* **Exercise**: Copy each line below in which the string "bbbbff" appears.

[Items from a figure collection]
[Start of section]

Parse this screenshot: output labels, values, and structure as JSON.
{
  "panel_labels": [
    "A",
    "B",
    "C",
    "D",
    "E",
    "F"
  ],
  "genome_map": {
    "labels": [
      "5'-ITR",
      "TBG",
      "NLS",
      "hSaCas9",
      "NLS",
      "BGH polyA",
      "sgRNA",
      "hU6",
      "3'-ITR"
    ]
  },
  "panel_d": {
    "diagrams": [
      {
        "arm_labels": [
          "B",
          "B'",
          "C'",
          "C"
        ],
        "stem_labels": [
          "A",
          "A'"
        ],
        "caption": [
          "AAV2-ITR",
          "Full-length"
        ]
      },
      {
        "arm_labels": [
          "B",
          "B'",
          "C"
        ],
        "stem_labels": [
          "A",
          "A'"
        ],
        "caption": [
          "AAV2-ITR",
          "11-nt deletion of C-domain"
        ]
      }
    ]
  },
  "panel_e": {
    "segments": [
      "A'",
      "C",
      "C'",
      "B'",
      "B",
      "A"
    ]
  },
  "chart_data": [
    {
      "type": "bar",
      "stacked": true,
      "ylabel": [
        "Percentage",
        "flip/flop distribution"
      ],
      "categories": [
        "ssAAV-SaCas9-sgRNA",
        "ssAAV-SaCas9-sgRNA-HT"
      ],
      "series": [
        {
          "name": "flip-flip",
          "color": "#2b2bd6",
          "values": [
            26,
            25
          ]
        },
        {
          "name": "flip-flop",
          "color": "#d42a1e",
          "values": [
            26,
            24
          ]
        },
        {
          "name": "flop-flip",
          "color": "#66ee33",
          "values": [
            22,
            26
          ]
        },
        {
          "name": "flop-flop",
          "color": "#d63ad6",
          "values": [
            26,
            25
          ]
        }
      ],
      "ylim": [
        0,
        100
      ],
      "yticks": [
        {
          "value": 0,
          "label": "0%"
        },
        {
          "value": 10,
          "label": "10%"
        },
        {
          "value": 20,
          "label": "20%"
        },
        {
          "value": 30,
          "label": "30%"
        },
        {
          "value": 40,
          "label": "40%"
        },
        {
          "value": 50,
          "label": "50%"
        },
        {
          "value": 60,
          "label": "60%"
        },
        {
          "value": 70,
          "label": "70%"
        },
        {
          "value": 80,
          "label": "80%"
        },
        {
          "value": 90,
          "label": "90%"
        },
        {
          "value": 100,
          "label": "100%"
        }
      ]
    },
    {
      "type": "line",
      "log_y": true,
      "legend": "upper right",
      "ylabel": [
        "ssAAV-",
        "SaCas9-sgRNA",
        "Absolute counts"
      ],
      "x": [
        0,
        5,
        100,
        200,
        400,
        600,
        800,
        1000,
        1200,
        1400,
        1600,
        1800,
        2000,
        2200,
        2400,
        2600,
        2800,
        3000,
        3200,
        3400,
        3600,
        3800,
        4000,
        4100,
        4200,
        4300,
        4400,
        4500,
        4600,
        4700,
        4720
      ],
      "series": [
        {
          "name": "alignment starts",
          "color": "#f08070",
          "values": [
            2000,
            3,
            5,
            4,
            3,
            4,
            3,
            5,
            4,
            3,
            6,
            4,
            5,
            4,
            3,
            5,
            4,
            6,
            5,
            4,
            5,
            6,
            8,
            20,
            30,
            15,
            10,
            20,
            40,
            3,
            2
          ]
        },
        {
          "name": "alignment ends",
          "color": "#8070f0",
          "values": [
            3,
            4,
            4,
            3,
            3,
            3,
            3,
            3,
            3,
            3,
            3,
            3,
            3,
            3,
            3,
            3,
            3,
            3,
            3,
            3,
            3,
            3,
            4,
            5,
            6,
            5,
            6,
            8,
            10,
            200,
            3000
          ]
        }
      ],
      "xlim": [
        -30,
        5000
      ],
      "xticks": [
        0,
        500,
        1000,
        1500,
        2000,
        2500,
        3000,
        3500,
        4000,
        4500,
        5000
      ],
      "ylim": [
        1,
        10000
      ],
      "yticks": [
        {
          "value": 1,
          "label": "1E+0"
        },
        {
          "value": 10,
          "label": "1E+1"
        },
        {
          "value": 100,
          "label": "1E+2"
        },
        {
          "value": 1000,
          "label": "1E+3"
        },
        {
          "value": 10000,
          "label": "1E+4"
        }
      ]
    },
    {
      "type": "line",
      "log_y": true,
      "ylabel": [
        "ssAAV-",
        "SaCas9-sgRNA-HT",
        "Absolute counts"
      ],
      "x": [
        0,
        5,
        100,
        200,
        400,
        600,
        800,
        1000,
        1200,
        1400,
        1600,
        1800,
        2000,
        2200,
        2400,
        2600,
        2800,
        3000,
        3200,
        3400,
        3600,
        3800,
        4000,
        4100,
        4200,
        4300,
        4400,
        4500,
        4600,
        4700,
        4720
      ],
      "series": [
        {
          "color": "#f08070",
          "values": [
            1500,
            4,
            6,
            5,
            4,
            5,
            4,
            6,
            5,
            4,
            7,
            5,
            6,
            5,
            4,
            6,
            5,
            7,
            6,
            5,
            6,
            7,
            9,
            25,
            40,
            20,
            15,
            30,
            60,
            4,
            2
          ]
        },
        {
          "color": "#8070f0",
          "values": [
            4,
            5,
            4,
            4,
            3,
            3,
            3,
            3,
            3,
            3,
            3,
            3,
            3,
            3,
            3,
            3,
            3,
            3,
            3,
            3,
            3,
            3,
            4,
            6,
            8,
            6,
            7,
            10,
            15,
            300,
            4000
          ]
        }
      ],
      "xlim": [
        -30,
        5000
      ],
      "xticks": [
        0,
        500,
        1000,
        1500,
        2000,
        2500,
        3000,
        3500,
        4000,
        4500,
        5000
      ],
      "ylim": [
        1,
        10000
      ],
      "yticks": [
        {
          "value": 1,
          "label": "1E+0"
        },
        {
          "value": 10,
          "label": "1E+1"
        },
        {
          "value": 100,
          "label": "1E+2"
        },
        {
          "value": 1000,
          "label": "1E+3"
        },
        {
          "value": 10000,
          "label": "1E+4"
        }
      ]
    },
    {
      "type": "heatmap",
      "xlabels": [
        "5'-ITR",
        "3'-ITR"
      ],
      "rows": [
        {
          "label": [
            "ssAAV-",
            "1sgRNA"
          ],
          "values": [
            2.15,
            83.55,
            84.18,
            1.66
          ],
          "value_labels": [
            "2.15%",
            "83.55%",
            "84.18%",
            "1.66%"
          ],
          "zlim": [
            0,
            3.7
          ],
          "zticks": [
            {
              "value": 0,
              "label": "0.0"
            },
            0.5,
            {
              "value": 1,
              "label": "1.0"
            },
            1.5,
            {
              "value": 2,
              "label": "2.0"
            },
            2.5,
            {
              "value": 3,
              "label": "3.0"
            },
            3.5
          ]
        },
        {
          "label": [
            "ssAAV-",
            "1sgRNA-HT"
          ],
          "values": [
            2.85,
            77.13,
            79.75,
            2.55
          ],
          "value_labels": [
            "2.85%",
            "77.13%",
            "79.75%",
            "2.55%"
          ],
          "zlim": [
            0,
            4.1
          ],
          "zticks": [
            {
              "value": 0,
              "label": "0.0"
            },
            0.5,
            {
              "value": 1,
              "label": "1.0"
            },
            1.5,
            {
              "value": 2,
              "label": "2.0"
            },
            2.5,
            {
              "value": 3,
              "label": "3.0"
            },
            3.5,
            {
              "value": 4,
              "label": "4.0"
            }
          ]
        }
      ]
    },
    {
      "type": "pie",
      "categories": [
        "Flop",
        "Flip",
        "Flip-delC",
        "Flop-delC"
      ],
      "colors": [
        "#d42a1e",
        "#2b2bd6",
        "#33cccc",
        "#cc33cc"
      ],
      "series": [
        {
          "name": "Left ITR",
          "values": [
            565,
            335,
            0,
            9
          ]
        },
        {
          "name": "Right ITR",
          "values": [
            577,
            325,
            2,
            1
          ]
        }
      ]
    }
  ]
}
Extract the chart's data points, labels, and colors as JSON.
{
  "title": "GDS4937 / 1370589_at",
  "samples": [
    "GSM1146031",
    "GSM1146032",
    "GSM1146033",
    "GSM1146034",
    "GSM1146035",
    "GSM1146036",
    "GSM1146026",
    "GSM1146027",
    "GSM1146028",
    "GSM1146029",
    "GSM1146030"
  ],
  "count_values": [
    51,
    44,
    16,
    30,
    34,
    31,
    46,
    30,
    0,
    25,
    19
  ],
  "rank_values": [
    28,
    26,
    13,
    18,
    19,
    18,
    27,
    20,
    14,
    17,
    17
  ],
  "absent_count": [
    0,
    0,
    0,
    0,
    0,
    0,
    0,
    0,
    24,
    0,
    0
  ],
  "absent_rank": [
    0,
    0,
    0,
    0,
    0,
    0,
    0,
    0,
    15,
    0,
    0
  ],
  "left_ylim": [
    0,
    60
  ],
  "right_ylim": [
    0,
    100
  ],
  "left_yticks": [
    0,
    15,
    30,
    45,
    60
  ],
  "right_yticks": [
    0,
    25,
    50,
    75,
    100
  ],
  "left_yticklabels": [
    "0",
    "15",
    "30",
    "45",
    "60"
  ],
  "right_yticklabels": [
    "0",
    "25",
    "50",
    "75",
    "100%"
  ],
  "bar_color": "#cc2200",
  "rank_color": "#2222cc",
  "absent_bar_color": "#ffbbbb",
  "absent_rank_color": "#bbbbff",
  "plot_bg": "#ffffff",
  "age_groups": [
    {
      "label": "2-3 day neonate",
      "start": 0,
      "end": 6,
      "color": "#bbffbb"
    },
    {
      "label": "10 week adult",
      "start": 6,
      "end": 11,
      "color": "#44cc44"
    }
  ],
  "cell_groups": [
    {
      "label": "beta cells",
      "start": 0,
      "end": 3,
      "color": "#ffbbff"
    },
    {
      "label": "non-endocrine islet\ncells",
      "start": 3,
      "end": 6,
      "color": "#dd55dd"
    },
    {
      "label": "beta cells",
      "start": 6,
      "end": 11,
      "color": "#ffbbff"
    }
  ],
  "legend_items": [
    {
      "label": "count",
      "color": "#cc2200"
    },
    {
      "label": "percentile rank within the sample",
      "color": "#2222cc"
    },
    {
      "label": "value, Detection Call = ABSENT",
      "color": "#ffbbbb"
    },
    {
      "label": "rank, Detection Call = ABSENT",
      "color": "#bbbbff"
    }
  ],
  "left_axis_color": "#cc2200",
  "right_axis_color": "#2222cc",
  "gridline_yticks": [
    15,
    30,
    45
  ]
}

[End of section]

* **Exercise answer**:
  "absent_rank_color": "#bbbbff",
      "color": "#bbbbff"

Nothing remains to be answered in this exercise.